WYBRANY FRAGMENT >>
Droga Pani Krystyno!

Tutaj kierujcie pytania do mnie, na które postaram się odpowiedzieć w miarę możliwości.

Droga Pani Krystyno!

Postprzez chroberz11 So, 02.03.2013 20:32

Droga Pani Krystyno,
Na wstępie chciałbym przeprosić za to spoufalanie się, ale nie wyobrażam sobie inaczej zacząć listy do swojej bliskiej, a dalekiej przyjaciółki, bo właśnie za taką Panią uważam. Żeby wyjaśnić, powinienem zacząć od równie bliskiej, ale jeszcze dalszej przyjaciółki- Pani Agnieszce Osieckiej.
Twórczość Pani Agnieszki towarzyszyła mi (jak zresztą wielu innym z mojego pokolenia, w tym moim znajomym) od zawsze. To przy jej tekstach moi rodzice spędzali swoje pierwsze długie wieczory, a kilka lat później goście tańczyli na ich weselu. Z owocu nich miłości, z Agnieszką Osiecką w tle zrodziłem się ja. Pierwszą świadomą styczność z talentem Pani Agnieszki pamiętam po przesłuchaniu Płyty Nosowska/Osiecka, co rozpoczęło proces poznawania Agnieszki Osieckiej, który trwa po dziś dzień. Dzień po dniu poznawałem coraz więcej tekstów, słuchałem piosenek, ze ściśniętym gardłem oglądałem festiwal Opole'97, aż sięgnąłem po „Białą bluzkę”.

WIERSZE DANYCH >>
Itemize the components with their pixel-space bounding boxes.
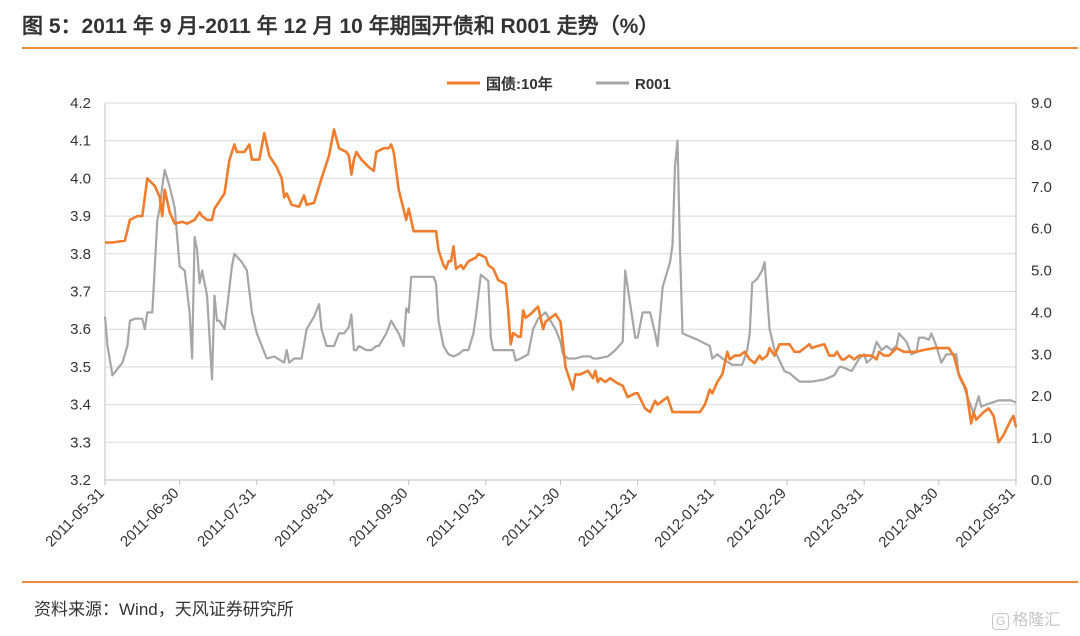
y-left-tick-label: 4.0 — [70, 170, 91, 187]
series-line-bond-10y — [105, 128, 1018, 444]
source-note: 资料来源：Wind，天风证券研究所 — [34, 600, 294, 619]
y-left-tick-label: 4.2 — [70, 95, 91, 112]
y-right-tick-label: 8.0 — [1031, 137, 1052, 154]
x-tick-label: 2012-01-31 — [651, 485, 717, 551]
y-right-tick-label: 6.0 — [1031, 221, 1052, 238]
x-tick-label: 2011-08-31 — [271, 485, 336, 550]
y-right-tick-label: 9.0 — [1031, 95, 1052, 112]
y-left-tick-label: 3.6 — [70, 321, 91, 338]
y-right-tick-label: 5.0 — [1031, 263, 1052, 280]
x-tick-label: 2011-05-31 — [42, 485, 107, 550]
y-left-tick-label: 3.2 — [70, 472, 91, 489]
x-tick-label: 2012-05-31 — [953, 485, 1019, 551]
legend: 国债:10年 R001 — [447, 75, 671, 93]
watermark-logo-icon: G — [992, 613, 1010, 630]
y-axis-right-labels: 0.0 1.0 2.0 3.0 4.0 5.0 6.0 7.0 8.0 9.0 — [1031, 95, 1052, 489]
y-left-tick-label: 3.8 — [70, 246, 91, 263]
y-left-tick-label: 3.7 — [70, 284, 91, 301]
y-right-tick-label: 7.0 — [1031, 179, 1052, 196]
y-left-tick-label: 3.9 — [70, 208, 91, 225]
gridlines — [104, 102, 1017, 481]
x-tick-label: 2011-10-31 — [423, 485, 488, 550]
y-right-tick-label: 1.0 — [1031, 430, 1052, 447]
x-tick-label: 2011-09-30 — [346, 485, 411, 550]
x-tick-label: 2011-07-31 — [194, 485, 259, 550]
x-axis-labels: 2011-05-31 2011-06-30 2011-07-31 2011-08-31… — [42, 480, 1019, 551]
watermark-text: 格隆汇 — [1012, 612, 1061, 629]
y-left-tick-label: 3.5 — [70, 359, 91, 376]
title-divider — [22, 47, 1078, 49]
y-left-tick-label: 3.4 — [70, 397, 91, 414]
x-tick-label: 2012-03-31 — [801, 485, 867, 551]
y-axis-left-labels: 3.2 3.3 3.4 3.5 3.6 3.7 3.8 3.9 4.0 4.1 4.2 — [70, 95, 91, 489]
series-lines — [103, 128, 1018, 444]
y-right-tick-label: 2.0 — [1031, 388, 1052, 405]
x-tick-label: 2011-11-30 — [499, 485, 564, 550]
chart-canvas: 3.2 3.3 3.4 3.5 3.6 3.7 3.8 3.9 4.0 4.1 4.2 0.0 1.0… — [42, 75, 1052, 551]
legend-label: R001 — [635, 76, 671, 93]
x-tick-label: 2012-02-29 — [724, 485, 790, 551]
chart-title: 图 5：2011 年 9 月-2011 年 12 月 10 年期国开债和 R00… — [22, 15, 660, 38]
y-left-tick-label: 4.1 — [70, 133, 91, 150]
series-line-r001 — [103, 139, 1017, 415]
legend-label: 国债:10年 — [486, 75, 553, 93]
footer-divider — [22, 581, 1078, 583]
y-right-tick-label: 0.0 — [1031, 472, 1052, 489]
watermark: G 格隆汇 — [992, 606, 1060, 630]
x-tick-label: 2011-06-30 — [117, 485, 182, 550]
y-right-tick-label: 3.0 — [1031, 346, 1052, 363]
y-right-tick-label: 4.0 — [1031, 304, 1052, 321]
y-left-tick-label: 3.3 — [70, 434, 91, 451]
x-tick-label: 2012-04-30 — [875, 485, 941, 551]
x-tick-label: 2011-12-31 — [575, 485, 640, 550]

ZADANIA >>
a – Oceń, czy poniższe stwierdzenia zgadzają się z listem do Pani Krystyny. Przy każdym odpowiedz „tak” lub „nie” i przytocz rozstrzygające słowa listu.
(i) Osoba pisząca list uważa Panią Krystynę za swoją bliską, a daleką przyjaciółkę.
(ii) Pierwszą świadomą styczność z talentem Agnieszki Osieckiej osoba pisząca list pamięta z festiwalu Opole'97.
(iii) Opisane poznawanie twórczości Osieckiej doprowadziło do sięgnięcia po „Białą bluzkę”.
b – Przytocz dokładnie fragment listingu, który zaczyna się wierszem zawierającym "y-left-tick-label: 4.0 — [70, 170, 91, 187]", a kończy wierszem zawierającym "legend-label: R001 — [635, 76, 671, 93]". Uwzględnij oba te wiersze.

ODPOWIEDZI PISEMNE >>
a –
(i) Tak: „do swojej bliskiej, a dalekiej przyjaciółki, bo właśnie za taką Panią uważam”.
(ii) Nie: „Pierwszą świadomą styczność z talentem Pani Agnieszki pamiętam po przesłuchaniu Płyty Nosowska/Osiecka”.
(iii) Tak: „aż sięgnąłem po „Białą bluzkę””.

b –
y-left-tick-label: 4.0 — [70, 170, 91, 187]
series-line-bond-10y — [105, 128, 1018, 444]
source-note: 资料来源：Wind，天风证券研究所 — [34, 600, 294, 619]
y-left-tick-label: 4.2 — [70, 95, 91, 112]
y-right-tick-label: 8.0 — [1031, 137, 1052, 154]
x-tick-label: 2012-01-31 — [651, 485, 717, 551]
y-right-tick-label: 6.0 — [1031, 221, 1052, 238]
x-tick-label: 2011-08-31 — [271, 485, 336, 550]
y-right-tick-label: 9.0 — [1031, 95, 1052, 112]
y-left-tick-label: 3.6 — [70, 321, 91, 338]
y-right-tick-label: 5.0 — [1031, 263, 1052, 280]
x-tick-label: 2011-05-31 — [42, 485, 107, 550]
y-left-tick-label: 3.2 — [70, 472, 91, 489]
x-tick-label: 2012-05-31 — [953, 485, 1019, 551]
legend: 国债:10年 R001 — [447, 75, 671, 93]
watermark-logo-icon: G — [992, 613, 1010, 630]
y-axis-right-labels: 0.0 1.0 2.0 3.0 4.0 5.0 6.0 7.0 8.0 9.0 — [1031, 95, 1052, 489]
y-left-tick-label: 3.8 — [70, 246, 91, 263]
y-left-tick-label: 3.7 — [70, 284, 91, 301]
y-right-tick-label: 7.0 — [1031, 179, 1052, 196]
y-left-tick-label: 3.9 — [70, 208, 91, 225]
gridlines — [104, 102, 1017, 481]
x-tick-label: 2011-10-31 — [423, 485, 488, 550]
y-right-tick-label: 1.0 — [1031, 430, 1052, 447]
x-tick-label: 2011-09-30 — [346, 485, 411, 550]
x-tick-label: 2011-07-31 — [194, 485, 259, 550]
x-axis-labels: 2011-05-31 2011-06-30 2011-07-31 2011-08-31… — [42, 480, 1019, 551]
watermark-text: 格隆汇 — [1012, 612, 1061, 629]
y-left-tick-label: 3.5 — [70, 359, 91, 376]
title-divider — [22, 47, 1078, 49]
y-left-tick-label: 3.4 — [70, 397, 91, 414]
x-tick-label: 2012-03-31 — [801, 485, 867, 551]
y-axis-left-labels: 3.2 3.3 3.4 3.5 3.6 3.7 3.8 3.9 4.0 4.1 4.2 — [70, 95, 91, 489]
series-lines — [103, 128, 1018, 444]
y-right-tick-label: 2.0 — [1031, 388, 1052, 405]
x-tick-label: 2011-11-30 — [499, 485, 564, 550]
chart-canvas: 3.2 3.3 3.4 3.5 3.6 3.7 3.8 3.9 4.0 4.1 4.2 0.0 1.0… — [42, 75, 1052, 551]
legend-label: R001 — [635, 76, 671, 93]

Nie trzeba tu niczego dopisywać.